Entries from a dataset
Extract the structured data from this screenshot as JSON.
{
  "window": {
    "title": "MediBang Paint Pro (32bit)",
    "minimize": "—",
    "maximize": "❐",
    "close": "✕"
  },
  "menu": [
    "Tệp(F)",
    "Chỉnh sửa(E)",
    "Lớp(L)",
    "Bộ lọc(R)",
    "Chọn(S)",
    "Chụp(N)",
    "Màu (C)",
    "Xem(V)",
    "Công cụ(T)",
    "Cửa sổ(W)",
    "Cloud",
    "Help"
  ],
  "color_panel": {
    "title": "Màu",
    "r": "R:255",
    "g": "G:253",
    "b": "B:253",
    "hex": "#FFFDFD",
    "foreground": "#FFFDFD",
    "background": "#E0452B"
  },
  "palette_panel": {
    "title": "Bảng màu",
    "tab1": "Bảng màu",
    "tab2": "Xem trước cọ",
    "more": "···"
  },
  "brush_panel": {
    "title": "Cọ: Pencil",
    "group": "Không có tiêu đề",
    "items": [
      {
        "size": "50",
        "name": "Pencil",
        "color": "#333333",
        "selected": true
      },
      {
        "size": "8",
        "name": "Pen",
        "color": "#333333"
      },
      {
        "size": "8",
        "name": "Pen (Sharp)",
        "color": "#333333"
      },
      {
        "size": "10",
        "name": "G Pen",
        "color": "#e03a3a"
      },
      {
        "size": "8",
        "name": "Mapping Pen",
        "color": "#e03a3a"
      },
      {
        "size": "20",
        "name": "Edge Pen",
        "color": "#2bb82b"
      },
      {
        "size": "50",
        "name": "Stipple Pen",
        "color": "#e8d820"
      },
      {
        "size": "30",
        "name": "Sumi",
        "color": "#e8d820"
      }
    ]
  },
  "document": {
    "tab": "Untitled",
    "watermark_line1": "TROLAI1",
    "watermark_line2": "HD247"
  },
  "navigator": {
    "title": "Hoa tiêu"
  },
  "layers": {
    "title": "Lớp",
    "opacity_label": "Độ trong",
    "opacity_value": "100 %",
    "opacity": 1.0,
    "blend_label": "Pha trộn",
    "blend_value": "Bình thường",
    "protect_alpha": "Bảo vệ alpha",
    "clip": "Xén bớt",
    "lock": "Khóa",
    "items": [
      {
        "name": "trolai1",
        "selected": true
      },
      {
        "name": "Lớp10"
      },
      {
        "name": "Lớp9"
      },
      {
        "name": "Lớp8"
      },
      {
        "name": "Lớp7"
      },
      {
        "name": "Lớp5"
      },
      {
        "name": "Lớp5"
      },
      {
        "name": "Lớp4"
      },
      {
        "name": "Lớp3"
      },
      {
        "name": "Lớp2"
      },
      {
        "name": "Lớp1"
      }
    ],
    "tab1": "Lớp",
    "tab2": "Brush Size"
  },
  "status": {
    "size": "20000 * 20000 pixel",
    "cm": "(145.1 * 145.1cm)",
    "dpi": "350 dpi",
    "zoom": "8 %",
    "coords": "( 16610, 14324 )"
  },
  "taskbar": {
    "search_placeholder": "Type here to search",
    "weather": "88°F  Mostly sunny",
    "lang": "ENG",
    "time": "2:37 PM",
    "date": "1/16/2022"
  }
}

→ Requirement
Copy out the whole listing exactly.

→ Solution to the exercise
Extract the structured data from this screenshot as JSON.
{
  "window": {
    "title": "MediBang Paint Pro (32bit)",
    "minimize": "—",
    "maximize": "❐",
    "close": "✕"
  },
  "menu": [
    "Tệp(F)",
    "Chỉnh sửa(E)",
    "Lớp(L)",
    "Bộ lọc(R)",
    "Chọn(S)",
    "Chụp(N)",
    "Màu (C)",
    "Xem(V)",
    "Công cụ(T)",
    "Cửa sổ(W)",
    "Cloud",
    "Help"
  ],
  "color_panel": {
    "title": "Màu",
    "r": "R:255",
    "g": "G:253",
    "b": "B:253",
    "hex": "#FFFDFD",
    "foreground": "#FFFDFD",
    "background": "#E0452B"
  },
  "palette_panel": {
    "title": "Bảng màu",
    "tab1": "Bảng màu",
    "tab2": "Xem trước cọ",
    "more": "···"
  },
  "brush_panel": {
    "title": "Cọ: Pencil",
    "group": "Không có tiêu đề",
    "items": [
      {
        "size": "50",
        "name": "Pencil",
        "color": "#333333",
        "selected": true
      },
      {
        "size": "8",
        "name": "Pen",
        "color": "#333333"
      },
      {
        "size": "8",
        "name": "Pen (Sharp)",
        "color": "#333333"
      },
      {
        "size": "10",
        "name": "G Pen",
        "color": "#e03a3a"
      },
      {
        "size": "8",
        "name": "Mapping Pen",
        "color": "#e03a3a"
      },
      {
        "size": "20",
        "name": "Edge Pen",
        "color": "#2bb82b"
      },
      {
        "size": "50",
        "name": "Stipple Pen",
        "color": "#e8d820"
      },
      {
        "size": "30",
        "name": "Sumi",
        "color": "#e8d820"
      }
    ]
  },
  "document": {
    "tab": "Untitled",
    "watermark_line1": "TROLAI1",
    "watermark_line2": "HD247"
  },
  "navigator": {
    "title": "Hoa tiêu"
  },
  "layers": {
    "title": "Lớp",
    "opacity_label": "Độ trong",
    "opacity_value": "100 %",
    "opacity": 1.0,
    "blend_label": "Pha trộn",
    "blend_value": "Bình thường",
    "protect_alpha": "Bảo vệ alpha",
    "clip": "Xén bớt",
    "lock": "Khóa",
    "items": [
      {
        "name": "trolai1",
        "selected": true
      },
      {
        "name": "Lớp10"
      },
      {
        "name": "Lớp9"
      },
      {
        "name": "Lớp8"
      },
      {
        "name": "Lớp7"
      },
      {
        "name": "Lớp5"
      },
      {
        "name": "Lớp5"
      },
      {
        "name": "Lớp4"
      },
      {
        "name": "Lớp3"
      },
      {
        "name": "Lớp2"
      },
      {
        "name": "Lớp1"
      }
    ],
    "tab1": "Lớp",
    "tab2": "Brush Size"
  },
  "status": {
    "size": "20000 * 20000 pixel",
    "cm": "(145.1 * 145.1cm)",
    "dpi": "350 dpi",
    "zoom": "8 %",
    "coords": "( 16610, 14324 )"
  },
  "taskbar": {
    "search_placeholder": "Type here to search",
    "weather": "88°F  Mostly sunny",
    "lang": "ENG",
    "time": "2:37 PM",
    "date": "1/16/2022"
  }
}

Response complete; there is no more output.